# Questions to answer:
[A] Summarize the HSPA12A abstract below in two sentences.
[B] Please answer these questions using the HSPA12A abstract below:
(i) Which protein family is HSPA12A an atypic member of?
(ii) What did KI/R do to HSPA12A expression in mouse kidneys and TEC?
(iii) By activating what does HSPA12A increase lactate generation?

# Text for analysis:
------------------------------------------------------------------------

HSPA12A promotes c-Myc lactylation-mediated proliferation of tubular epithelial cell to facilitate renal functional recovery from kidney ischemia/reperfusion injury

Proliferation of renal tubular epithelial cells (TEC) is essential to restore tubular integrity and thereby to support renal functional recovery from kidney ischemia/reperfusion (KI/R) injury. The transcriptional factor c-Myc is activated for TEC proliferation following KI/R; however, the in-depth mechanism of c-Myc activation in TEC following KI/R is incompletely known. Heat shock protein A12A (HSPA12A) is an atypic member of HSP70 family. In this study, we found that KI/R decreased HSPA12A expression in mouse kidneys and TEC, while ablation of HSPA12A in mice impaired TEC proliferation and renal functional recovery following KI/R. Gain-of-function studies demonstrated that HSPA12A promoted TEC proliferation upon hypoxia/reoxygenation (H/R) through directly interacting with c-Myc and enhancing its nuclear localization to increase expression of its target genes related to TEC proliferation. Notably, c-Myc was lactylated in TEC after H/R, and this lactylation was enhanced by HSPA12A overexpression. Importantly, inhibition of c-Myc lactylation attenuated the HSPA12A-induced increases of c-Myc nuclear localization, proliferation-related gene expression, and TEC proliferation. Further experiments revealed that HSPA12A promoted c-Myc lactylation via increasing lactate generation by activating the Hif1α-mediated glycolysis. The results unraveled a role of HSPA12A in promoting TEC proliferation following KI/R, and this role of HSPA12A was achieved through increasing c-Myc lactylation for its transcriptional effects. Therefore, targeting HSPA12A in TEC might be a viable strategy to promote renal functional recovery from KI/R injury in patients.

------------------------------------------------------------------------

# Material supplied:
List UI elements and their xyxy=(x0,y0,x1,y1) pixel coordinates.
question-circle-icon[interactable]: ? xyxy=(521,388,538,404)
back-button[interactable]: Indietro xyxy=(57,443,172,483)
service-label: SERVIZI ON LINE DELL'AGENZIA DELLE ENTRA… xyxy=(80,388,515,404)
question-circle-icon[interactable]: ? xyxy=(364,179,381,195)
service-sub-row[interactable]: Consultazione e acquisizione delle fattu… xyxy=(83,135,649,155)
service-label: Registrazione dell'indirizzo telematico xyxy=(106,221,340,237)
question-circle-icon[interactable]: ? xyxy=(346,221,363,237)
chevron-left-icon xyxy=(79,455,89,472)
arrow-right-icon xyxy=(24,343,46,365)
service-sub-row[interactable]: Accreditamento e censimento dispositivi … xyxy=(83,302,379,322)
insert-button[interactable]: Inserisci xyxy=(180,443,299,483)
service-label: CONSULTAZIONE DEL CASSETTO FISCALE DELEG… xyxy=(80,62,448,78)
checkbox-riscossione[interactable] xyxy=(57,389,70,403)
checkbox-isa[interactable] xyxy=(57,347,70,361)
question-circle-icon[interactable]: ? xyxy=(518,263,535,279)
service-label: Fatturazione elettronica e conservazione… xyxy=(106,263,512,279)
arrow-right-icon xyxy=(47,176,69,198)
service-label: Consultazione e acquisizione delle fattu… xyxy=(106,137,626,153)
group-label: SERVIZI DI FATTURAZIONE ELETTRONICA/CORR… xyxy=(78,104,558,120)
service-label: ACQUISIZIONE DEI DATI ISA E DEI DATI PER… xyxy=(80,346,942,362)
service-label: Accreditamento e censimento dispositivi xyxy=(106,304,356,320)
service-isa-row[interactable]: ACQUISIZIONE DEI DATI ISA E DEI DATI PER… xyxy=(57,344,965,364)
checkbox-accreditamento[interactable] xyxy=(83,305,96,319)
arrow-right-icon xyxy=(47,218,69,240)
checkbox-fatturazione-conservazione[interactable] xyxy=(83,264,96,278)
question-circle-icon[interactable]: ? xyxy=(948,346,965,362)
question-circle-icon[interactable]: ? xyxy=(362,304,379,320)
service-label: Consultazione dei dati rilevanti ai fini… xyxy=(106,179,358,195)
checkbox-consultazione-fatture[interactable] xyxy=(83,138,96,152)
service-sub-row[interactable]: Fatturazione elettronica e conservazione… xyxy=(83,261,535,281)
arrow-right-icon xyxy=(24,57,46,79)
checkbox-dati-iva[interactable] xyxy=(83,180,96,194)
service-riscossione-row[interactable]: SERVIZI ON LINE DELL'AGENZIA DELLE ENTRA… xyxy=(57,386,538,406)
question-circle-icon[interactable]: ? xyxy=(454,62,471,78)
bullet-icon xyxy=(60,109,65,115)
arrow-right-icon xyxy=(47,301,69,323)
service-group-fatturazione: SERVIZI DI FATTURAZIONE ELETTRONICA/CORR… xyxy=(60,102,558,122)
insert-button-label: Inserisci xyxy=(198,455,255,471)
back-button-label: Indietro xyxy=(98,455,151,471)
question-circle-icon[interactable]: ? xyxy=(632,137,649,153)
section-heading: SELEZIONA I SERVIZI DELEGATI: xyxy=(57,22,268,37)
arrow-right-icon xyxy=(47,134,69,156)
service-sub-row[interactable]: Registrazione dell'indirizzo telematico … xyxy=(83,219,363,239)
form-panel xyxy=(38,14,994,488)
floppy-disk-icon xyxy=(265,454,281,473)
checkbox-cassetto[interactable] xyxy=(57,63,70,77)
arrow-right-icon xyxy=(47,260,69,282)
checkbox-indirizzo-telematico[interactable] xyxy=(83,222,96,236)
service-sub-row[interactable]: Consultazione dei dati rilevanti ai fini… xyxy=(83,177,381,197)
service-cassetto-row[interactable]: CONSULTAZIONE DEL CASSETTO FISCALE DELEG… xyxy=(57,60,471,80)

------------------------------------------------------------------------

# Problem solutions:
[A] Proliferation of renal tubular epithelial cells is essential for renal functional recovery from kidney ischemia/reperfusion injury, and in mice, loss of HSPA12A impaired that proliferation and recovery. HSPA12A promoted proliferation by interacting with c-Myc and increasing its lactylation, nuclear localization, and target-gene expression, with more lactate generated through Hif1α-mediated glycolysis.

[B]
(i) The HSP70 family.
(ii) It decreased HSPA12A expression.
(iii) The Hif1α-mediated glycolysis.